Request
Print out every record exactly as it appears.

Material for this task
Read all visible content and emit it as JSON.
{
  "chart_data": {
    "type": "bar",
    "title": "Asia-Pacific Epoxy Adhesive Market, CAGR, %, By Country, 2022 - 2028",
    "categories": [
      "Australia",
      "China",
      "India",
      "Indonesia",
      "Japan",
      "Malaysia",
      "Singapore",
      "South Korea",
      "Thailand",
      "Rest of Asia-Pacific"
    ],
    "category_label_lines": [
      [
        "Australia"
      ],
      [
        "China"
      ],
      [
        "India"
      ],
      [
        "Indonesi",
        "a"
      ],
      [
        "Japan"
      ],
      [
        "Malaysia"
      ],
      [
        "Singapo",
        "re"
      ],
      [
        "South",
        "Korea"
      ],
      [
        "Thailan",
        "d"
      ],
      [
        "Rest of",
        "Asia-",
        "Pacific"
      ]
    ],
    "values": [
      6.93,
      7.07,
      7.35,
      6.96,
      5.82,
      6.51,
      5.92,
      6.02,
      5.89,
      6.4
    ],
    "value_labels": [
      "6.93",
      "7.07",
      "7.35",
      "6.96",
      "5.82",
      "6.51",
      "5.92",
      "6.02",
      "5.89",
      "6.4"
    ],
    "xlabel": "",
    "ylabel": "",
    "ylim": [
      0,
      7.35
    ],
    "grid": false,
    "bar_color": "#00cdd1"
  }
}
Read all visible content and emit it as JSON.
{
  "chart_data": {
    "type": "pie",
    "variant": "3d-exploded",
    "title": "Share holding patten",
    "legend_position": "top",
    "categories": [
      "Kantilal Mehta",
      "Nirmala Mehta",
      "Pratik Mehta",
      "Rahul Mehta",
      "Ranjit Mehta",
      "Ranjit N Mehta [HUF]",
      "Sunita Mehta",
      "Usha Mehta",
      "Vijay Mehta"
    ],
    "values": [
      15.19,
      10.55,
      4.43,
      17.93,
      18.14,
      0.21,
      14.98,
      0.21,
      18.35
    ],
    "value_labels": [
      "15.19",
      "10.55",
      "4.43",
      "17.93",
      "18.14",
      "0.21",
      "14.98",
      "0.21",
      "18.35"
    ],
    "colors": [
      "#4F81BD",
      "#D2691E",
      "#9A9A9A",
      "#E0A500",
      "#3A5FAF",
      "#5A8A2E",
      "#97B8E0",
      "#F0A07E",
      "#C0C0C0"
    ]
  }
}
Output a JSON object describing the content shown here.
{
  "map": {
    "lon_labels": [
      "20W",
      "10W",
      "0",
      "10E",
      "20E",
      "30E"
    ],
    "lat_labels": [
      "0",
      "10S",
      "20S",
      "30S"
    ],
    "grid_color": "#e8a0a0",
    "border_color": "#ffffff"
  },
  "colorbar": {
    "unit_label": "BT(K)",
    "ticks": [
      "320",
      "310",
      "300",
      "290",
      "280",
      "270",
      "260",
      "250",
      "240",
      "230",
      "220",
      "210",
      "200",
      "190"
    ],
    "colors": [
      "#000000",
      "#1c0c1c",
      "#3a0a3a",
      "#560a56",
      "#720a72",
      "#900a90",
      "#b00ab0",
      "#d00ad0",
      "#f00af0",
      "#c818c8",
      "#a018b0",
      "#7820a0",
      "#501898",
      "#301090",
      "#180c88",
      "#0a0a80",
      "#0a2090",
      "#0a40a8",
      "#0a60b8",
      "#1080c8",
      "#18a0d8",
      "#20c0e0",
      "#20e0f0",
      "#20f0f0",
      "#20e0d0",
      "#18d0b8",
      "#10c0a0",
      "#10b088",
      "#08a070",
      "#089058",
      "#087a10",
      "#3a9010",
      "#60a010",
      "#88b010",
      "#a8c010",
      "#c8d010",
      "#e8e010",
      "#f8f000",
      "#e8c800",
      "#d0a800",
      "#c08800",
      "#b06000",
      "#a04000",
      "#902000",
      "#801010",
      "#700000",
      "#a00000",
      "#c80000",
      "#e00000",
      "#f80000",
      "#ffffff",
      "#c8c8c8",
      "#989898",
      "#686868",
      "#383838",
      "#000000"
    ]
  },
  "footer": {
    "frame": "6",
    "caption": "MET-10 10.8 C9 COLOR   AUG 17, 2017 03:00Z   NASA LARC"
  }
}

Response to the task
Read all visible content and emit it as JSON.
{
  "chart_data": {
    "type": "bar",
    "title": "Asia-Pacific Epoxy Adhesive Market, CAGR, %, By Country, 2022 - 2028",
    "categories": [
      "Australia",
      "China",
      "India",
      "Indonesia",
      "Japan",
      "Malaysia",
      "Singapore",
      "South Korea",
      "Thailand",
      "Rest of Asia-Pacific"
    ],
    "category_label_lines": [
      [
        "Australia"
      ],
      [
        "China"
      ],
      [
        "India"
      ],
      [
        "Indonesi",
        "a"
      ],
      [
        "Japan"
      ],
      [
        "Malaysia"
      ],
      [
        "Singapo",
        "re"
      ],
      [
        "South",
        "Korea"
      ],
      [
        "Thailan",
        "d"
      ],
      [
        "Rest of",
        "Asia-",
        "Pacific"
      ]
    ],
    "values": [
      6.93,
      7.07,
      7.35,
      6.96,
      5.82,
      6.51,
      5.92,
      6.02,
      5.89,
      6.4
    ],
    "value_labels": [
      "6.93",
      "7.07",
      "7.35",
      "6.96",
      "5.82",
      "6.51",
      "5.92",
      "6.02",
      "5.89",
      "6.4"
    ],
    "xlabel": "",
    "ylabel": "",
    "ylim": [
      0,
      7.35
    ],
    "grid": false,
    "bar_color": "#00cdd1"
  }
}
Read all visible content and emit it as JSON.
{
  "chart_data": {
    "type": "pie",
    "variant": "3d-exploded",
    "title": "Share holding patten",
    "legend_position": "top",
    "categories": [
      "Kantilal Mehta",
      "Nirmala Mehta",
      "Pratik Mehta",
      "Rahul Mehta",
      "Ranjit Mehta",
      "Ranjit N Mehta [HUF]",
      "Sunita Mehta",
      "Usha Mehta",
      "Vijay Mehta"
    ],
    "values": [
      15.19,
      10.55,
      4.43,
      17.93,
      18.14,
      0.21,
      14.98,
      0.21,
      18.35
    ],
    "value_labels": [
      "15.19",
      "10.55",
      "4.43",
      "17.93",
      "18.14",
      "0.21",
      "14.98",
      "0.21",
      "18.35"
    ],
    "colors": [
      "#4F81BD",
      "#D2691E",
      "#9A9A9A",
      "#E0A500",
      "#3A5FAF",
      "#5A8A2E",
      "#97B8E0",
      "#F0A07E",
      "#C0C0C0"
    ]
  }
}
Output a JSON object describing the content shown here.
{
  "map": {
    "lon_labels": [
      "20W",
      "10W",
      "0",
      "10E",
      "20E",
      "30E"
    ],
    "lat_labels": [
      "0",
      "10S",
      "20S",
      "30S"
    ],
    "grid_color": "#e8a0a0",
    "border_color": "#ffffff"
  },
  "colorbar": {
    "unit_label": "BT(K)",
    "ticks": [
      "320",
      "310",
      "300",
      "290",
      "280",
      "270",
      "260",
      "250",
      "240",
      "230",
      "220",
      "210",
      "200",
      "190"
    ],
    "colors": [
      "#000000",
      "#1c0c1c",
      "#3a0a3a",
      "#560a56",
      "#720a72",
      "#900a90",
      "#b00ab0",
      "#d00ad0",
      "#f00af0",
      "#c818c8",
      "#a018b0",
      "#7820a0",
      "#501898",
      "#301090",
      "#180c88",
      "#0a0a80",
      "#0a2090",
      "#0a40a8",
      "#0a60b8",
      "#1080c8",
      "#18a0d8",
      "#20c0e0",
      "#20e0f0",
      "#20f0f0",
      "#20e0d0",
      "#18d0b8",
      "#10c0a0",
      "#10b088",
      "#08a070",
      "#089058",
      "#087a10",
      "#3a9010",
      "#60a010",
      "#88b010",
      "#a8c010",
      "#c8d010",
      "#e8e010",
      "#f8f000",
      "#e8c800",
      "#d0a800",
      "#c08800",
      "#b06000",
      "#a04000",
      "#902000",
      "#801010",
      "#700000",
      "#a00000",
      "#c80000",
      "#e00000",
      "#f80000",
      "#ffffff",
      "#c8c8c8",
      "#989898",
      "#686868",
      "#383838",
      "#000000"
    ]
  },
  "footer": {
    "frame": "6",
    "caption": "MET-10 10.8 C9 COLOR   AUG 17, 2017 03:00Z   NASA LARC"
  }
}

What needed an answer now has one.